Passage to read
━━━━━━━━━━
Dive Brief:
- Sarepta Therapeutics is giving up on an experimental drug for Duchenne muscular dystrophy as sales rocket for its approved gene therapy for the disease.
- The decision to discontinue SRP-5051 was based on several factors, company executives told analysts on a conference call Wednesday. Safety concerns, feedback from the Food and Drug Administration and the “evolving landscape of Duchenne” with the approval of Sarepta’s gene therapy Elevidys all played a role, Chief Scientific Officer Louise Rodino-Klapac told analysts and investors.
- Elevidys revenue climbed to $181 million in the third quarter from $122 million in the second quarter, beating analyst estimates of about $160 million. Sarepta also pulled in $9.5 million in royalties from Roche, which sells the gene therapy outside the U.S.
Dive Insight:
The end of SRP-5051 is disappointing, according to analysts, but Elevidys’ trajectory should more than make up for it. Sales of the gene therapy may top $2 billion next year, Leerink Partners analyst Joseph Schwartz wrote in a note to investors.
━━━━━━━━━━
Source data

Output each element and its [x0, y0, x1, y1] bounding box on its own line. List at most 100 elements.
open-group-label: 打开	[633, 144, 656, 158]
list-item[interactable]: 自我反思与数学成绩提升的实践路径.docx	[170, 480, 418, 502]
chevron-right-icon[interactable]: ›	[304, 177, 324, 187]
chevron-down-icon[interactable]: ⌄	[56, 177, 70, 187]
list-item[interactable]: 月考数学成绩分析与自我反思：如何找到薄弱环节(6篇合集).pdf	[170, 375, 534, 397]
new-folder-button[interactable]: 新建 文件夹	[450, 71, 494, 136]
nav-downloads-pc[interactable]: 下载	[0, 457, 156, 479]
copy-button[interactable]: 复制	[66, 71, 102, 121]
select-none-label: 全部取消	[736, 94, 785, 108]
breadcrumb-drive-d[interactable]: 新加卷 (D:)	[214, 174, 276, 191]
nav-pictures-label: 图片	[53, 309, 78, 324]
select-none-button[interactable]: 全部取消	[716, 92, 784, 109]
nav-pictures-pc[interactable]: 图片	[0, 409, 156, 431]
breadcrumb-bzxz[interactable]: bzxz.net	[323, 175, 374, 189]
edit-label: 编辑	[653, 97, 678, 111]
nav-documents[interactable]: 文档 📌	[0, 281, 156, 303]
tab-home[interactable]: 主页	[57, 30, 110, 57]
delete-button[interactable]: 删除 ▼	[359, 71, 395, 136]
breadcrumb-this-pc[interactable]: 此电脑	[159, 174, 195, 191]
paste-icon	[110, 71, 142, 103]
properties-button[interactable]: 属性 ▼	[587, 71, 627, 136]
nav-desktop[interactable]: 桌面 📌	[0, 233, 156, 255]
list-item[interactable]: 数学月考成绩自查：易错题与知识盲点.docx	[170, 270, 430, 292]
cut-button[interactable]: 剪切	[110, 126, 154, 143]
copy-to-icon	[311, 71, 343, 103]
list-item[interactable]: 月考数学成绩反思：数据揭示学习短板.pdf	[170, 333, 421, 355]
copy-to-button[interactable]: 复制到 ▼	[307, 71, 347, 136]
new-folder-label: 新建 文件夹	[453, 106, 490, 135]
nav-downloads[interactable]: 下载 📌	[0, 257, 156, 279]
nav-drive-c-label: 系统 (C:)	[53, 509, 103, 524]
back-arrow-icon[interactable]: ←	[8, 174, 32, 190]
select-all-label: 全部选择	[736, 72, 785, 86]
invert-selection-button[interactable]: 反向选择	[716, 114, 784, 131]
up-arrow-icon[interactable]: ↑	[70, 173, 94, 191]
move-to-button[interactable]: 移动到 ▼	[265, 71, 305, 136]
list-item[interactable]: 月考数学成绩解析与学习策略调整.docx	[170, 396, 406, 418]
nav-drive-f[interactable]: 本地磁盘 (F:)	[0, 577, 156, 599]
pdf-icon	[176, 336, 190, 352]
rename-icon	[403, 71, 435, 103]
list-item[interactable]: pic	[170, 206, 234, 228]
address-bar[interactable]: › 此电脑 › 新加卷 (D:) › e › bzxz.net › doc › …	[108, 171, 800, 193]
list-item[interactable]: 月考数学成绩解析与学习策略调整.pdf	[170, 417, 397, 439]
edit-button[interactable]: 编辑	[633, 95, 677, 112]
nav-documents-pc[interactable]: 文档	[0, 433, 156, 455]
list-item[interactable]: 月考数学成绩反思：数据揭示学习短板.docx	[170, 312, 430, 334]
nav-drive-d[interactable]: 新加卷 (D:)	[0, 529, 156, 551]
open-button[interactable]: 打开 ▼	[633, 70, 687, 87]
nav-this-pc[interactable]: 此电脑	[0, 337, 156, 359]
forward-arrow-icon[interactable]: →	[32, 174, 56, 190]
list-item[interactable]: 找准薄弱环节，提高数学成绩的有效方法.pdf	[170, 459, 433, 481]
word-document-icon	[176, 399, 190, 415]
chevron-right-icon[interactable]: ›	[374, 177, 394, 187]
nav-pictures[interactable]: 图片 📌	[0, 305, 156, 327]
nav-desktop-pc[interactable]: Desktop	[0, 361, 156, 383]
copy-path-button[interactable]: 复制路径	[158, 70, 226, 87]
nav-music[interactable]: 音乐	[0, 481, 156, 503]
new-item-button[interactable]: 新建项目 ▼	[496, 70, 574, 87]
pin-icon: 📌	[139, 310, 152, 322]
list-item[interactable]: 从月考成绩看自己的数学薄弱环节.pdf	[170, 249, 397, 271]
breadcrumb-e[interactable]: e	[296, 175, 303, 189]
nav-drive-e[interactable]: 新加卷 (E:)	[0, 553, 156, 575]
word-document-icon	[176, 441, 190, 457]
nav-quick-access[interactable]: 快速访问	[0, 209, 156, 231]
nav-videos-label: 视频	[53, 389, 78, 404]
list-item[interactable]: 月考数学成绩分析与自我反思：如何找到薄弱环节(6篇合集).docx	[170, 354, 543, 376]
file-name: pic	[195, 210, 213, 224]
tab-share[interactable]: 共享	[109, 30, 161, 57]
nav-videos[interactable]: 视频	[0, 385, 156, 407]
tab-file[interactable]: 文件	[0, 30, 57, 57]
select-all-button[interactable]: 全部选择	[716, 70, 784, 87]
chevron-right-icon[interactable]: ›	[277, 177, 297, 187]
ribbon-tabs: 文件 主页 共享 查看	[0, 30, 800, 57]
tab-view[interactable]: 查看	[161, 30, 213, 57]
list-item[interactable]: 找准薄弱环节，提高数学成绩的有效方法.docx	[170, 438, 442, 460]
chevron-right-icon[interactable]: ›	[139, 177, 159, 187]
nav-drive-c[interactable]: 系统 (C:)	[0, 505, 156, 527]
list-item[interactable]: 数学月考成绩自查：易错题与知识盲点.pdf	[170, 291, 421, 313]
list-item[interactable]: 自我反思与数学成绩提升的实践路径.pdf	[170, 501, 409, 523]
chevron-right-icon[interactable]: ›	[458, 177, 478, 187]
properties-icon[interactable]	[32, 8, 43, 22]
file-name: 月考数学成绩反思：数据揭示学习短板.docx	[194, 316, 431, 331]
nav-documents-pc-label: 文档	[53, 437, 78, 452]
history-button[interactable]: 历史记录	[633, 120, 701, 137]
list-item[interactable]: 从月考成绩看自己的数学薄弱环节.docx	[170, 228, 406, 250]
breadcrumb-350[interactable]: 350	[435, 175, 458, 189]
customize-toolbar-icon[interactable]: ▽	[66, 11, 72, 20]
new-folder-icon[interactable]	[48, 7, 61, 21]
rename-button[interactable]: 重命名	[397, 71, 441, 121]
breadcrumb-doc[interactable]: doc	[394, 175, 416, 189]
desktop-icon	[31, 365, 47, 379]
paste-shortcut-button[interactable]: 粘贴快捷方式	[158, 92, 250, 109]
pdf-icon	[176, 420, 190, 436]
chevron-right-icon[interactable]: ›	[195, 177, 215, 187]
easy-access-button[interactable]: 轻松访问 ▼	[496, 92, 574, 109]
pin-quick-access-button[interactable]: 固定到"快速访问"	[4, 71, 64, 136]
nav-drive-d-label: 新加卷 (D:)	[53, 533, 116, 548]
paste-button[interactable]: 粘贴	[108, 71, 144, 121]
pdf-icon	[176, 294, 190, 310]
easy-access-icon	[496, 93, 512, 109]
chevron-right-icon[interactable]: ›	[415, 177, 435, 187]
━━━━━━━━━━
Questions to answer
• a. List every factor that the Sarepta news brief says contributed to the decision to discontinue SRP-5051.
• b. According to the Sarepta news brief, why do analysts expect the end of SRP-5051 to be offset for the company?
• c. In the Sarepta news brief, how much did Sarepta receive in royalties from Roche?
The data is separate material and is not part of the Sarepta news brief.

Task-by-task results
• a.
- Safety concerns
- Feedback from the Food and Drug Administration
- The "evolving landscape of Duchenne" with the approval of Sarepta's gene therapy Elevidys

• b. Analysts say Elevidys' trajectory should more than make up for the loss of SRP-5051. Leerink Partners analyst Joseph Schwartz wrote that sales of the gene therapy may top $2 billion next year.

• c. $9.5 million